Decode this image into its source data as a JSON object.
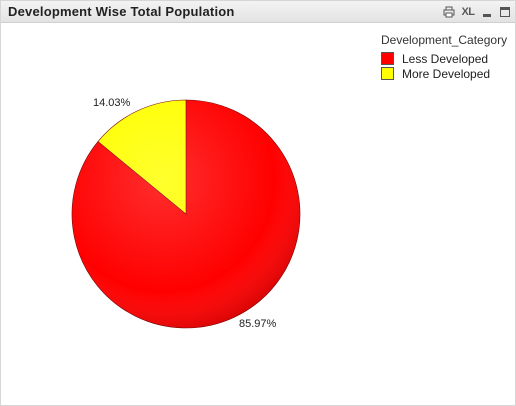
{
  "window": {
    "title": "Development Wise Total Population",
    "tools": [
      {
        "name": "print-icon",
        "label": ""
      },
      {
        "name": "send-to-excel-icon",
        "label": "XL"
      },
      {
        "name": "minimize-icon",
        "label": ""
      },
      {
        "name": "maximize-icon",
        "label": ""
      }
    ]
  },
  "chart_data": {
    "type": "pie",
    "title": "Development Wise Total Population",
    "legend_title": "Development_Category",
    "legend_position": "top-right",
    "slices": [
      {
        "name": "Less Developed",
        "value": 85.97,
        "label": "85.97%",
        "color": "#ff0000"
      },
      {
        "name": "More Developed",
        "value": 14.03,
        "label": "14.03%",
        "color": "#ffff00"
      }
    ]
  }
}
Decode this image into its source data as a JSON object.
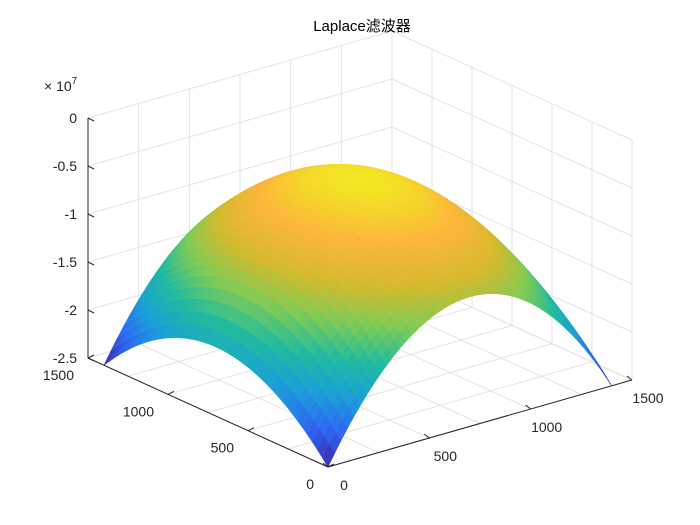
{
  "chart_data": {
    "type": "surface",
    "title": "Laplace滤波器",
    "xlabel": "",
    "ylabel": "",
    "zlabel": "",
    "z_exponent_label": "× 10",
    "z_exponent_power": "7",
    "x_ticks": [
      "0",
      "500",
      "1000",
      "1500"
    ],
    "y_ticks": [
      "0",
      "500",
      "1000",
      "1500"
    ],
    "z_ticks": [
      "0",
      "-0.5",
      "-1",
      "-1.5",
      "-2",
      "-2.5"
    ],
    "xlim": [
      0,
      1500
    ],
    "ylim": [
      0,
      1500
    ],
    "zlim": [
      -25000000,
      0
    ],
    "surface": {
      "center": [
        700,
        700
      ],
      "peak_z": -4300000,
      "corner_z": -25000000,
      "edge_mid_z": -17800000
    },
    "colormap": [
      "#3e26a8",
      "#2f66f3",
      "#1b9fd8",
      "#1fbba0",
      "#7fcb56",
      "#d7ba2c",
      "#fcb63b",
      "#f2e722"
    ],
    "grid": true
  }
}
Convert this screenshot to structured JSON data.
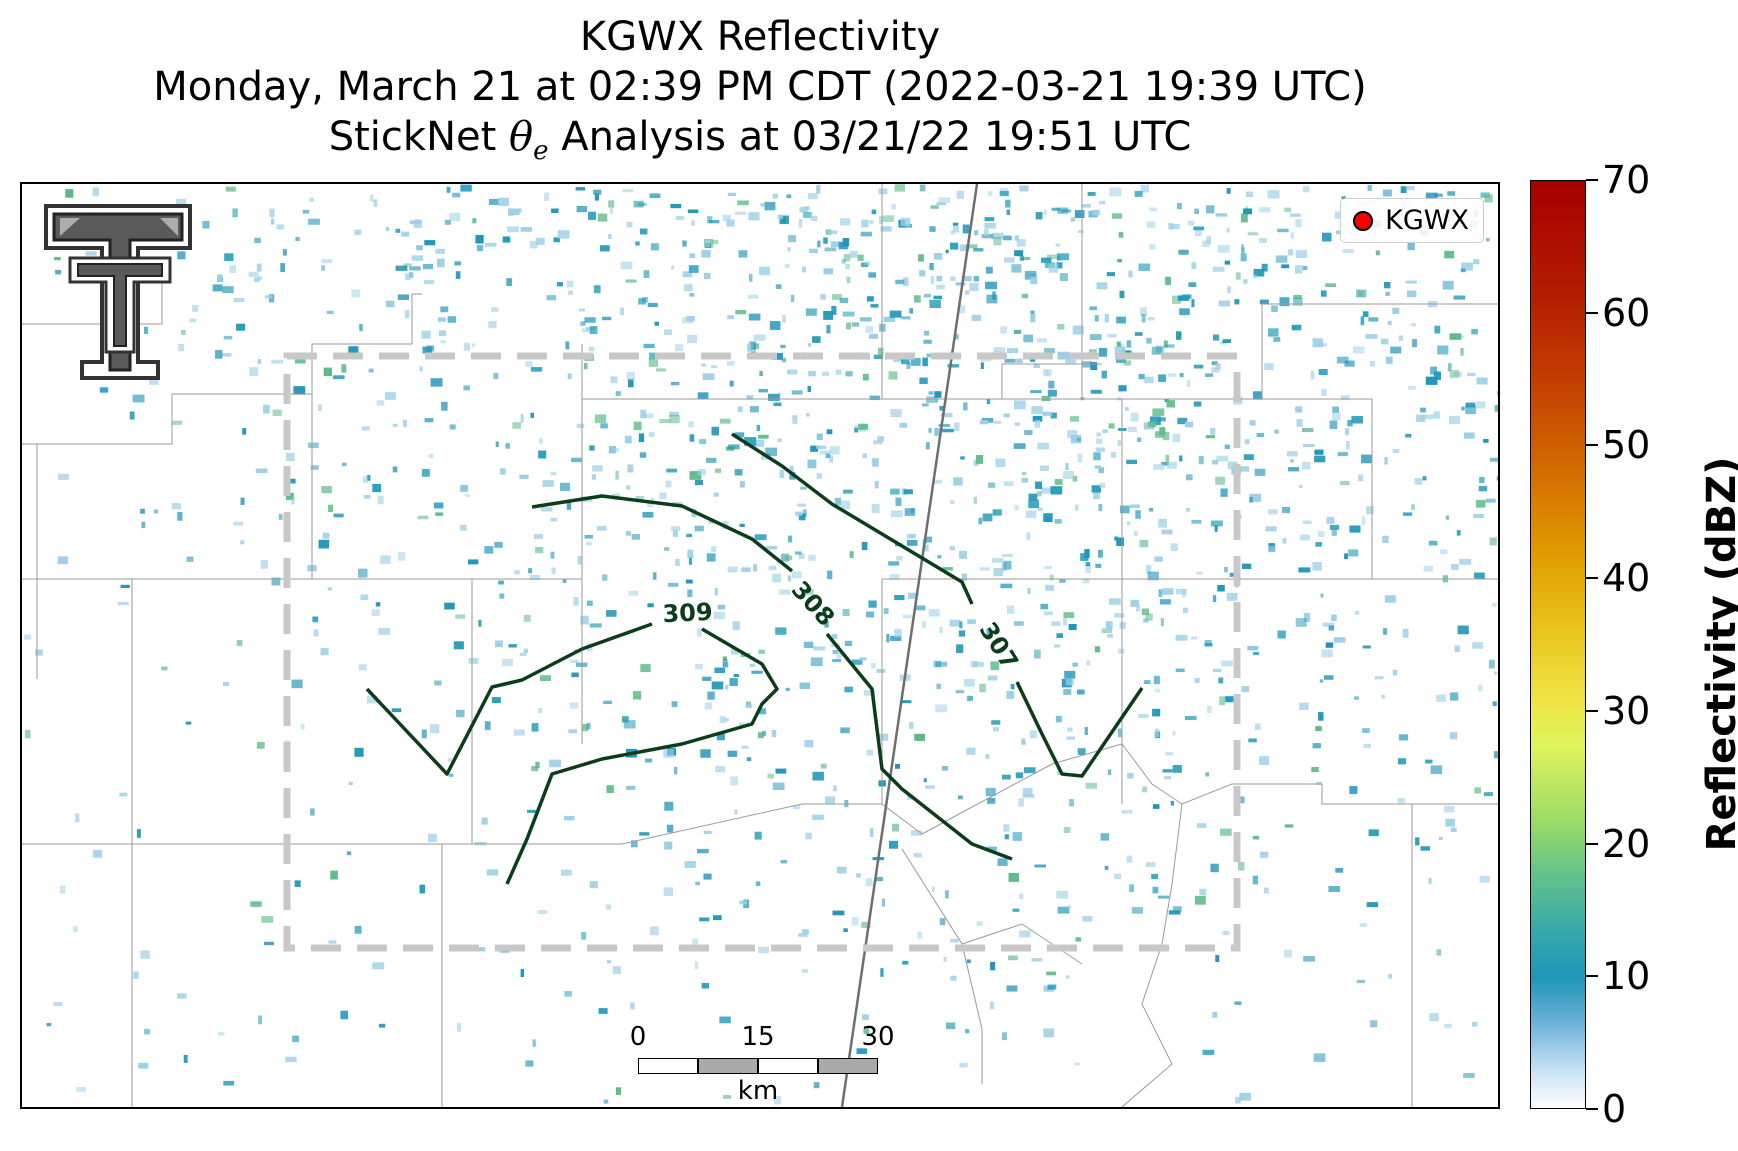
{
  "title": {
    "line1": "KGWX Reflectivity",
    "line2": "Monday, March 21 at 02:39 PM CDT (2022-03-21 19:39 UTC)",
    "line3_prefix": "StickNet ",
    "line3_symbol": "θ",
    "line3_subscript": "e",
    "line3_suffix": " Analysis at 03/21/22 19:51 UTC"
  },
  "legend": {
    "label": "KGWX",
    "marker_color": "#ff0000"
  },
  "colorbar": {
    "label": "Reflectivity (dBZ)",
    "ticks": [
      "0",
      "10",
      "20",
      "30",
      "40",
      "50",
      "60",
      "70"
    ],
    "range": [
      0,
      70
    ]
  },
  "contours": {
    "color": "#0b3d1a",
    "labels": [
      "309",
      "308",
      "307"
    ]
  },
  "scalebar": {
    "labels": [
      "0",
      "15",
      "30"
    ],
    "units": "km"
  },
  "colors": {
    "echo_primary": "#1f96b8",
    "echo_light": "#9ccfe6",
    "echo_green": "#5ab987",
    "domain_box": "#c8c8c8",
    "county_lines": "#9a9a9a"
  }
}
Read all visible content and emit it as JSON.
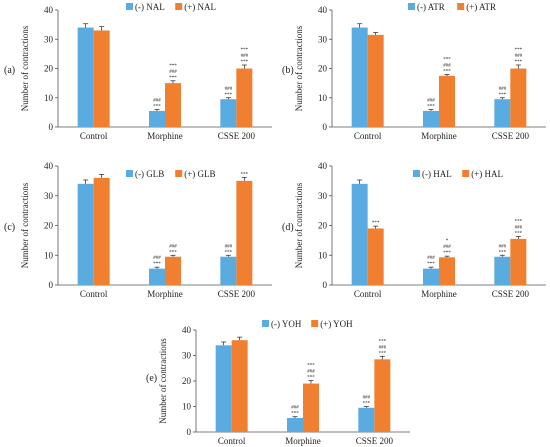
{
  "colors": {
    "minus": "#5aace0",
    "plus": "#f08030"
  },
  "categories": [
    "Control",
    "Morphine",
    "CSSE 200"
  ],
  "chart_data": [
    {
      "type": "bar",
      "panel": "(a)",
      "ylabel": "Number of contractions",
      "ylim": [
        0,
        40
      ],
      "yticks": [
        0,
        10,
        20,
        30,
        40
      ],
      "categories": [
        "Control",
        "Morphine",
        "CSSE 200"
      ],
      "series": [
        {
          "name": "(-) NAL",
          "values": [
            34,
            5.5,
            9.5
          ],
          "err": [
            1.3,
            0.5,
            0.5
          ]
        },
        {
          "name": "(+) NAL",
          "values": [
            33,
            15,
            20
          ],
          "err": [
            1.3,
            0.8,
            1.2
          ]
        }
      ],
      "sig": [
        [
          [],
          [
            "###",
            "***"
          ],
          [
            "###",
            "***"
          ]
        ],
        [
          [],
          [
            "***",
            "###",
            "***"
          ],
          [
            "***",
            "###",
            "***"
          ]
        ]
      ]
    },
    {
      "type": "bar",
      "panel": "(b)",
      "ylabel": "Number of contractions",
      "ylim": [
        0,
        40
      ],
      "yticks": [
        0,
        10,
        20,
        30,
        40
      ],
      "categories": [
        "Control",
        "Morphine",
        "CSSE 200"
      ],
      "series": [
        {
          "name": "(-) ATR",
          "values": [
            34,
            5.5,
            9.5
          ],
          "err": [
            1.3,
            0.5,
            0.5
          ]
        },
        {
          "name": "(+) ATR",
          "values": [
            31.5,
            17.5,
            20
          ],
          "err": [
            0.8,
            0.5,
            1.2
          ]
        }
      ],
      "sig": [
        [
          [],
          [
            "###",
            "***"
          ],
          [
            "###",
            "***"
          ]
        ],
        [
          [],
          [
            "***",
            "###",
            "***"
          ],
          [
            "***",
            "###",
            "***"
          ]
        ]
      ]
    },
    {
      "type": "bar",
      "panel": "(c)",
      "ylabel": "Number of contractions",
      "ylim": [
        0,
        40
      ],
      "yticks": [
        0,
        10,
        20,
        30,
        40
      ],
      "categories": [
        "Control",
        "Morphine",
        "CSSE 200"
      ],
      "series": [
        {
          "name": "(-) GLB",
          "values": [
            34,
            5.5,
            9.5
          ],
          "err": [
            1.3,
            0.5,
            0.5
          ]
        },
        {
          "name": "(+) GLB",
          "values": [
            36,
            9.5,
            35
          ],
          "err": [
            1.2,
            0.5,
            1.2
          ]
        }
      ],
      "sig": [
        [
          [],
          [
            "###",
            "***"
          ],
          [
            "###",
            "***"
          ]
        ],
        [
          [],
          [
            "###",
            "***"
          ],
          [
            "***"
          ]
        ]
      ]
    },
    {
      "type": "bar",
      "panel": "(d)",
      "ylabel": "Number of contractions",
      "ylim": [
        0,
        40
      ],
      "yticks": [
        0,
        10,
        20,
        30,
        40
      ],
      "categories": [
        "Control",
        "Morphine",
        "CSSE 200"
      ],
      "series": [
        {
          "name": "(-) HAL",
          "values": [
            34,
            5.5,
            9.5
          ],
          "err": [
            1.3,
            0.5,
            0.5
          ]
        },
        {
          "name": "(+) HAL",
          "values": [
            19,
            9.3,
            15.5
          ],
          "err": [
            0.8,
            0.4,
            0.8
          ]
        }
      ],
      "sig": [
        [
          [],
          [
            "###",
            "***"
          ],
          [
            "###",
            "***"
          ]
        ],
        [
          [
            "***"
          ],
          [
            "*",
            "###",
            "***"
          ],
          [
            "***",
            "###",
            "***"
          ]
        ]
      ]
    },
    {
      "type": "bar",
      "panel": "(e)",
      "ylabel": "Number of contractions",
      "ylim": [
        0,
        40
      ],
      "yticks": [
        0,
        10,
        20,
        30,
        40
      ],
      "categories": [
        "Control",
        "Morphine",
        "CSSE 200"
      ],
      "series": [
        {
          "name": "(-) YOH",
          "values": [
            34,
            5.5,
            9.5
          ],
          "err": [
            1.3,
            0.5,
            0.5
          ]
        },
        {
          "name": "(+) YOH",
          "values": [
            36,
            19,
            28.5
          ],
          "err": [
            1.2,
            1.2,
            1.2
          ]
        }
      ],
      "sig": [
        [
          [],
          [
            "###",
            "***"
          ],
          [
            "###",
            "***"
          ]
        ],
        [
          [],
          [
            "***",
            "###",
            "***"
          ],
          [
            "***",
            "###",
            "***"
          ]
        ]
      ]
    }
  ]
}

------------------------------------------------------------------------

Without the pictures, restate each entry exactly.

_WRITTEN ANSWER:_
Decode this image into its source data as a JSON object.
{
  "window": {
    "title": "Development Wise Total Population",
    "tools": [
      {
        "name": "print-icon",
        "label": ""
      },
      {
        "name": "send-to-excel-icon",
        "label": "XL"
      },
      {
        "name": "minimize-icon",
        "label": ""
      },
      {
        "name": "maximize-icon",
        "label": ""
      }
    ]
  },
  "chart_data": {
    "type": "pie",
    "title": "Development Wise Total Population",
    "legend_title": "Development_Category",
    "legend_position": "top-right",
    "slices": [
      {
        "name": "Less Developed",
        "value": 85.97,
        "label": "85.97%",
        "color": "#ff0000"
      },
      {
        "name": "More Developed",
        "value": 14.03,
        "label": "14.03%",
        "color": "#ffff00"
      }
    ]
  }
}
Decode this image into its source data as a JSON object.
{
  "chart_data": {
    "type": "surface",
    "title": "Laplace滤波器",
    "xlabel": "",
    "ylabel": "",
    "zlabel": "",
    "z_exponent_label": "× 10",
    "z_exponent_power": "7",
    "x_ticks": [
      "0",
      "500",
      "1000",
      "1500"
    ],
    "y_ticks": [
      "0",
      "500",
      "1000",
      "1500"
    ],
    "z_ticks": [
      "0",
      "-0.5",
      "-1",
      "-1.5",
      "-2",
      "-2.5"
    ],
    "xlim": [
      0,
      1500
    ],
    "ylim": [
      0,
      1500
    ],
    "zlim": [
      -25000000,
      0
    ],
    "surface": {
      "center": [
        700,
        700
      ],
      "peak_z": -4300000,
      "corner_z": -25000000,
      "edge_mid_z": -17800000
    },
    "colormap": [
      "#3e26a8",
      "#2f66f3",
      "#1b9fd8",
      "#1fbba0",
      "#7fcb56",
      "#d7ba2c",
      "#fcb63b",
      "#f2e722"
    ],
    "grid": true
  }
}
Convert this screenshot to structured JSON data.
{
  "title": {
    "line1": "KGWX Reflectivity",
    "line2": "Monday, March 21 at 02:39 PM CDT (2022-03-21 19:39 UTC)",
    "line3_prefix": "StickNet ",
    "line3_symbol": "θ",
    "line3_subscript": "e",
    "line3_suffix": " Analysis at 03/21/22 19:51 UTC"
  },
  "legend": {
    "label": "KGWX",
    "marker_color": "#ff0000"
  },
  "colorbar": {
    "label": "Reflectivity (dBZ)",
    "ticks": [
      "0",
      "10",
      "20",
      "30",
      "40",
      "50",
      "60",
      "70"
    ],
    "range": [
      0,
      70
    ]
  },
  "contours": {
    "color": "#0b3d1a",
    "labels": [
      "309",
      "308",
      "307"
    ]
  },
  "scalebar": {
    "labels": [
      "0",
      "15",
      "30"
    ],
    "units": "km"
  },
  "colors": {
    "echo_primary": "#1f96b8",
    "echo_light": "#9ccfe6",
    "echo_green": "#5ab987",
    "domain_box": "#c8c8c8",
    "county_lines": "#9a9a9a"
  }
}
Read all visible content and emit it as JSON.
{
  "colors": {
    "minus": "#5aace0",
    "plus": "#f08030"
  },
  "categories": [
    "Control",
    "Morphine",
    "CSSE 200"
  ],
  "chart_data": [
    {
      "type": "bar",
      "panel": "(a)",
      "ylabel": "Number of contractions",
      "ylim": [
        0,
        40
      ],
      "yticks": [
        0,
        10,
        20,
        30,
        40
      ],
      "categories": [
        "Control",
        "Morphine",
        "CSSE 200"
      ],
      "series": [
        {
          "name": "(-) NAL",
          "values": [
            34,
            5.5,
            9.5
          ],
          "err": [
            1.3,
            0.5,
            0.5
          ]
        },
        {
          "name": "(+) NAL",
          "values": [
            33,
            15,
            20
          ],
          "err": [
            1.3,
            0.8,
            1.2
          ]
        }
      ],
      "sig": [
        [
          [],
          [
            "###",
            "***"
          ],
          [
            "###",
            "***"
          ]
        ],
        [
          [],
          [
            "***",
            "###",
            "***"
          ],
          [
            "***",
            "###",
            "***"
          ]
        ]
      ]
    },
    {
      "type": "bar",
      "panel": "(b)",
      "ylabel": "Number of contractions",
      "ylim": [
        0,
        40
      ],
      "yticks": [
        0,
        10,
        20,
        30,
        40
      ],
      "categories": [
        "Control",
        "Morphine",
        "CSSE 200"
      ],
      "series": [
        {
          "name": "(-) ATR",
          "values": [
            34,
            5.5,
            9.5
          ],
          "err": [
            1.3,
            0.5,
            0.5
          ]
        },
        {
          "name": "(+) ATR",
          "values": [
            31.5,
            17.5,
            20
          ],
          "err": [
            0.8,
            0.5,
            1.2
          ]
        }
      ],
      "sig": [
        [
          [],
          [
            "###",
            "***"
          ],
          [
            "###",
            "***"
          ]
        ],
        [
          [],
          [
            "***",
            "###",
            "***"
          ],
          [
            "***",
            "###",
            "***"
          ]
        ]
      ]
    },
    {
      "type": "bar",
      "panel": "(c)",
      "ylabel": "Number of contractions",
      "ylim": [
        0,
        40
      ],
      "yticks": [
        0,
        10,
        20,
        30,
        40
      ],
      "categories": [
        "Control",
        "Morphine",
        "CSSE 200"
      ],
      "series": [
        {
          "name": "(-) GLB",
          "values": [
            34,
            5.5,
            9.5
          ],
          "err": [
            1.3,
            0.5,
            0.5
          ]
        },
        {
          "name": "(+) GLB",
          "values": [
            36,
            9.5,
            35
          ],
          "err": [
            1.2,
            0.5,
            1.2
          ]
        }
      ],
      "sig": [
        [
          [],
          [
            "###",
            "***"
          ],
          [
            "###",
            "***"
          ]
        ],
        [
          [],
          [
            "###",
            "***"
          ],
          [
            "***"
          ]
        ]
      ]
    },
    {
      "type": "bar",
      "panel": "(d)",
      "ylabel": "Number of contractions",
      "ylim": [
        0,
        40
      ],
      "yticks": [
        0,
        10,
        20,
        30,
        40
      ],
      "categories": [
        "Control",
        "Morphine",
        "CSSE 200"
      ],
      "series": [
        {
          "name": "(-) HAL",
          "values": [
            34,
            5.5,
            9.5
          ],
          "err": [
            1.3,
            0.5,
            0.5
          ]
        },
        {
          "name": "(+) HAL",
          "values": [
            19,
            9.3,
            15.5
          ],
          "err": [
            0.8,
            0.4,
            0.8
          ]
        }
      ],
      "sig": [
        [
          [],
          [
            "###",
            "***"
          ],
          [
            "###",
            "***"
          ]
        ],
        [
          [
            "***"
          ],
          [
            "*",
            "###",
            "***"
          ],
          [
            "***",
            "###",
            "***"
          ]
        ]
      ]
    },
    {
      "type": "bar",
      "panel": "(e)",
      "ylabel": "Number of contractions",
      "ylim": [
        0,
        40
      ],
      "yticks": [
        0,
        10,
        20,
        30,
        40
      ],
      "categories": [
        "Control",
        "Morphine",
        "CSSE 200"
      ],
      "series": [
        {
          "name": "(-) YOH",
          "values": [
            34,
            5.5,
            9.5
          ],
          "err": [
            1.3,
            0.5,
            0.5
          ]
        },
        {
          "name": "(+) YOH",
          "values": [
            36,
            19,
            28.5
          ],
          "err": [
            1.2,
            1.2,
            1.2
          ]
        }
      ],
      "sig": [
        [
          [],
          [
            "###",
            "***"
          ],
          [
            "###",
            "***"
          ]
        ],
        [
          [],
          [
            "***",
            "###",
            "***"
          ],
          [
            "***",
            "###",
            "***"
          ]
        ]
      ]
    }
  ]
}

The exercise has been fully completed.